[Records about charts and figures]
● ● ● ● ● ● ●

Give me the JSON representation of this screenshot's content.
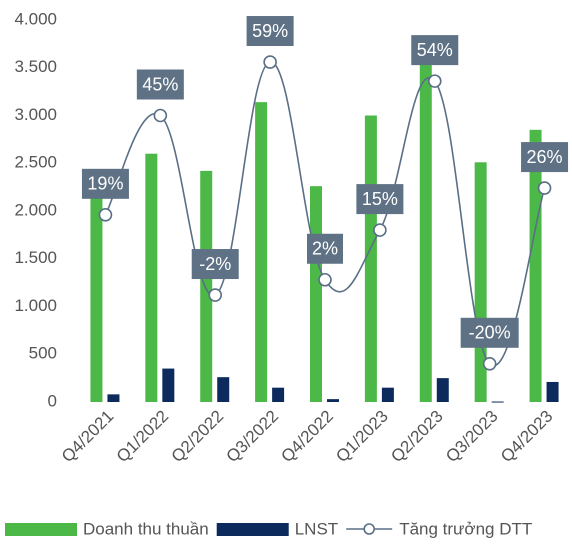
{
  "chart_data": {
    "type": "bar_line",
    "categories": [
      "Q4/2021",
      "Q1/2022",
      "Q2/2022",
      "Q3/2022",
      "Q4/2022",
      "Q1/2023",
      "Q2/2023",
      "Q3/2023",
      "Q4/2023"
    ],
    "series": [
      {
        "name": "Doanh thu thuần",
        "color": "#4cb848",
        "type": "bar",
        "values": [
          2150,
          2600,
          2420,
          3140,
          2260,
          3000,
          3650,
          2510,
          2850
        ]
      },
      {
        "name": "LNST",
        "color": "#0d2a5c",
        "type": "bar",
        "values": [
          80,
          350,
          260,
          150,
          30,
          150,
          250,
          5,
          210
        ]
      },
      {
        "name": "Tăng trưởng DTT",
        "color": "#5a6f86",
        "type": "line",
        "axis": "y2",
        "values": [
          19,
          45,
          -2,
          59,
          2,
          15,
          54,
          -20,
          26
        ],
        "value_labels": [
          "19%",
          "45%",
          "-2%",
          "59%",
          "2%",
          "15%",
          "54%",
          "-20%",
          "26%"
        ]
      }
    ],
    "ylim": [
      0,
      4000
    ],
    "yticks": [
      0,
      500,
      {
        "value": 1000,
        "label": "1.000"
      },
      {
        "value": 1500,
        "label": "1.500"
      },
      {
        "value": 2000,
        "label": "2.000"
      },
      {
        "value": 2500,
        "label": "2.500"
      },
      {
        "value": 3000,
        "label": "3.000"
      },
      {
        "value": 3500,
        "label": "3.500"
      },
      {
        "value": 4000,
        "label": "4.000"
      }
    ],
    "y2lim": [
      -30,
      70
    ],
    "label_box_color": "#5f7285",
    "legend": "bottom"
  }
}
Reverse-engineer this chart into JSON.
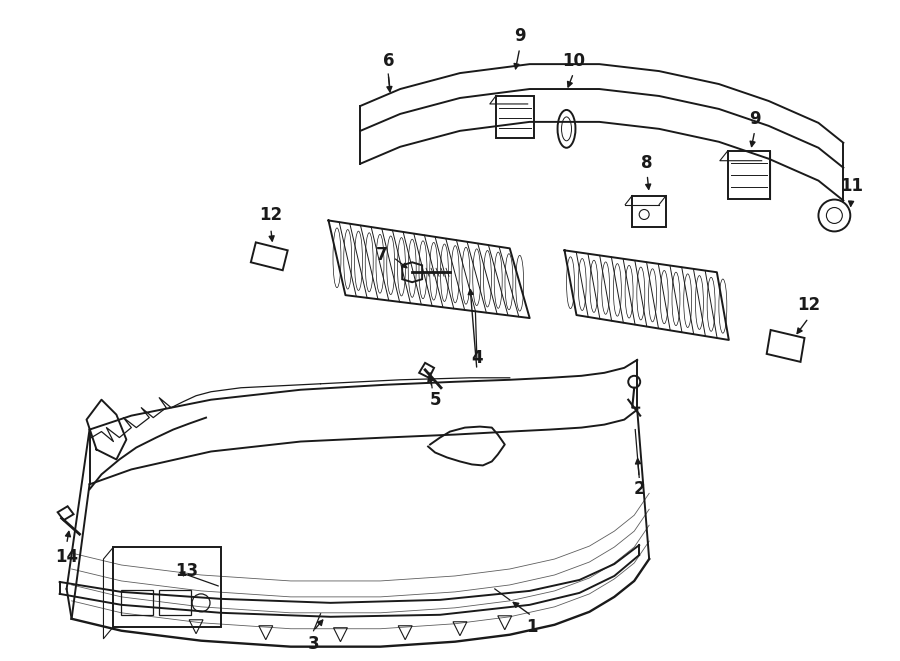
{
  "bg_color": "#ffffff",
  "line_color": "#1a1a1a",
  "label_color": "#1a1a1a",
  "lw": 1.4,
  "fontsize": 12
}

● ● ● ● ● ● ●

** Stated problem **
Every line above that contains the word "type" should be reported.

** Correct answer **
    "type": "bar_line",
        "type": "bar",
        "type": "bar",
        "type": "line",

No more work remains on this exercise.